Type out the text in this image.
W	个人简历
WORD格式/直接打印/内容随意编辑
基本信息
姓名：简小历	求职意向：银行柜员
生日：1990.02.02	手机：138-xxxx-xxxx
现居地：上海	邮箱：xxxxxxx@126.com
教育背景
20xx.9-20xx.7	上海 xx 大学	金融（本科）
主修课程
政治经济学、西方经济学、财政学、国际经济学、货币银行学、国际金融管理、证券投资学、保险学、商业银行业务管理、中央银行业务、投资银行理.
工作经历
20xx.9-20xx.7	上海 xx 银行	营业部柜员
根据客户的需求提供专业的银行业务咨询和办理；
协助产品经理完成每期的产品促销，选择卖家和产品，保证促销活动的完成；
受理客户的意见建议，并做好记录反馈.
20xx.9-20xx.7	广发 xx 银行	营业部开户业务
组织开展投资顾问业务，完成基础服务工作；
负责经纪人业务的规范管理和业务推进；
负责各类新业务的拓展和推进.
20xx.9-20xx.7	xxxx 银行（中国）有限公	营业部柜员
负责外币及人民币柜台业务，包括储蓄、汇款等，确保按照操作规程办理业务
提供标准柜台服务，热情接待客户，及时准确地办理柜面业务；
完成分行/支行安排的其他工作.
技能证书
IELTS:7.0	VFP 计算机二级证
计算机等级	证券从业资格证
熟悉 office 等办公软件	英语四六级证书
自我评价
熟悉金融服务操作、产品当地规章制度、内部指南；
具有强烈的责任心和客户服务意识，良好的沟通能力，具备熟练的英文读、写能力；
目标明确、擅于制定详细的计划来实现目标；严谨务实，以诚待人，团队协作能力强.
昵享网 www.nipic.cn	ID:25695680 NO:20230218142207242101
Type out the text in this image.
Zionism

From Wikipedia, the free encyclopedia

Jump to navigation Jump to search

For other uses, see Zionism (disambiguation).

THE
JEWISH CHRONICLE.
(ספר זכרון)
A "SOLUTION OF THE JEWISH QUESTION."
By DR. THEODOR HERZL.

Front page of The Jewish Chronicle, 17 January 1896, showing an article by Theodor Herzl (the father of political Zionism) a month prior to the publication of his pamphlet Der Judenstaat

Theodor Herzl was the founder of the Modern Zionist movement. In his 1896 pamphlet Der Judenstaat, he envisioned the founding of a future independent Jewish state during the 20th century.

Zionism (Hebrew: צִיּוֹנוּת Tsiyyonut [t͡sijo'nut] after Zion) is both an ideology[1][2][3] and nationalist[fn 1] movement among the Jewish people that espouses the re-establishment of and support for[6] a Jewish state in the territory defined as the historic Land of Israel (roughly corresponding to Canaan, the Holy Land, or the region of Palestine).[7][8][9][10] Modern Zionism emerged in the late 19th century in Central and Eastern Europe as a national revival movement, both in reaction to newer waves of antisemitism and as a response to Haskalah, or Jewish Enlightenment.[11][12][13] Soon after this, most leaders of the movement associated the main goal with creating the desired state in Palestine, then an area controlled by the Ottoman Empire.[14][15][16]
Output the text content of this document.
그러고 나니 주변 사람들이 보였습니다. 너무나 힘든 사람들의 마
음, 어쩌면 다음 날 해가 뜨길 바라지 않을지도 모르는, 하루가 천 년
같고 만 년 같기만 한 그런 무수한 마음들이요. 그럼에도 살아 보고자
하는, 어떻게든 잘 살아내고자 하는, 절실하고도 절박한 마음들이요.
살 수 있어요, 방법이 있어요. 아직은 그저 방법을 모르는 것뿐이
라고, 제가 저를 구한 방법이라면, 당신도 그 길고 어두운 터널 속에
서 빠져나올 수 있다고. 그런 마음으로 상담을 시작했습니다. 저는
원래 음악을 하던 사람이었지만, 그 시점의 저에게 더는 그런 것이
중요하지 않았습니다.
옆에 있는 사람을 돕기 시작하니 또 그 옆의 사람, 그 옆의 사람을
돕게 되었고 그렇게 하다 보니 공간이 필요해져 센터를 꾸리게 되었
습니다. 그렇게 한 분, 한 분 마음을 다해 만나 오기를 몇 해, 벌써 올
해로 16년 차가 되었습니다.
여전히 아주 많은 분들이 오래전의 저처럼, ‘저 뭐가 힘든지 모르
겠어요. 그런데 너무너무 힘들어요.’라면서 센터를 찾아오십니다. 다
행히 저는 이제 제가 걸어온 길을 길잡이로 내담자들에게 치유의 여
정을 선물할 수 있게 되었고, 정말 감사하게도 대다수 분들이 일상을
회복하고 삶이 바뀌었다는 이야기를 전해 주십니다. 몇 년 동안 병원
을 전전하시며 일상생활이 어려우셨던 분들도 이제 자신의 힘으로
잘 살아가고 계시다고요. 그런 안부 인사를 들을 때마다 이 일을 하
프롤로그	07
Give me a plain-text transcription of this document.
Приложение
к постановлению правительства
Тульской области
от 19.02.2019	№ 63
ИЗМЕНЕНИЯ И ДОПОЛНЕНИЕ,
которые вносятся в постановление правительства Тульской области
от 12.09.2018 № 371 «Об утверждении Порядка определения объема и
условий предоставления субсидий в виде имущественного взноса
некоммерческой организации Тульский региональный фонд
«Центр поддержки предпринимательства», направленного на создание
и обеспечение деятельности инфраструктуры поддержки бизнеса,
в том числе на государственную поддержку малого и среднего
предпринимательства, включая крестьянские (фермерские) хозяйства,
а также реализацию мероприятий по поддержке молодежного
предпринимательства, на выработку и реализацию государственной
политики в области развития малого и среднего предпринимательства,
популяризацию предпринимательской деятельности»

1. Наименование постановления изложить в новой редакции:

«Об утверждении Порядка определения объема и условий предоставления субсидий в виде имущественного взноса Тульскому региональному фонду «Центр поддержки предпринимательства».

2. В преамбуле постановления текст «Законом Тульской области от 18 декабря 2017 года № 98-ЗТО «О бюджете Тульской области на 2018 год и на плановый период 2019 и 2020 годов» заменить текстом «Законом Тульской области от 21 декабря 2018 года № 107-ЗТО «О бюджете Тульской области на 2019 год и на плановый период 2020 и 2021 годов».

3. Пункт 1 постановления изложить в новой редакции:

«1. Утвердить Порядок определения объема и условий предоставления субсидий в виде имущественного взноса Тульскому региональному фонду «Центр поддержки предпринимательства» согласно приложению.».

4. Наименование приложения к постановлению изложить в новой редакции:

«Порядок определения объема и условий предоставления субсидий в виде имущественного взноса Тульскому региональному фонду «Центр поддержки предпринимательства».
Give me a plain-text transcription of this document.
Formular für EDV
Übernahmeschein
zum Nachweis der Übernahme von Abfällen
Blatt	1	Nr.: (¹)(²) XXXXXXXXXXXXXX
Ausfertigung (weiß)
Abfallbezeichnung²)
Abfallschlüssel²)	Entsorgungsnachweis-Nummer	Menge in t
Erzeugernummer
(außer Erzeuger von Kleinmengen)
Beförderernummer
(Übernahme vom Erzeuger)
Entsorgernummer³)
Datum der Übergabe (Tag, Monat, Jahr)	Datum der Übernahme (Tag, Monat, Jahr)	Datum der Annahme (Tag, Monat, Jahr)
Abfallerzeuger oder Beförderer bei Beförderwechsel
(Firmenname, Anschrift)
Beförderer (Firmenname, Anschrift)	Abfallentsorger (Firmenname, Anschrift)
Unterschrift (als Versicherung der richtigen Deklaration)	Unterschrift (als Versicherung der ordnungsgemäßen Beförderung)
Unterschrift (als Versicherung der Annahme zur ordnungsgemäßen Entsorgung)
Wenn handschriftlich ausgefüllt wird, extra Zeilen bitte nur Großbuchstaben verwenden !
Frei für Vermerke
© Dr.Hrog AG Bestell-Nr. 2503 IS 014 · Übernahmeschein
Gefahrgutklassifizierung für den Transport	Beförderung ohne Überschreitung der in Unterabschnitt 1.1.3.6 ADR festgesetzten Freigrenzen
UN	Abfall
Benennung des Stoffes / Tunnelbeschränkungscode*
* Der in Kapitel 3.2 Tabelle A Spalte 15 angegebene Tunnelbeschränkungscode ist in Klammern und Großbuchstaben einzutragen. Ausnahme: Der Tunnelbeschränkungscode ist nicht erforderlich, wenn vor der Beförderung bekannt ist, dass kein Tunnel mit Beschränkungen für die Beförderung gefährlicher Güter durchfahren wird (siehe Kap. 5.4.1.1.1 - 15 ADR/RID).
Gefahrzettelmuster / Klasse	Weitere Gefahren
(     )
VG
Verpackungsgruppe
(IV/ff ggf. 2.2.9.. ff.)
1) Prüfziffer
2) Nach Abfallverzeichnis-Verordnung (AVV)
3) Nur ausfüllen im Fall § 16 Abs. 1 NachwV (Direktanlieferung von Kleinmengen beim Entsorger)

**Do this:** Tally up the lines in the preceding listing that contain the string "взноса". Respond with the number and nothing else.

**The response:** 4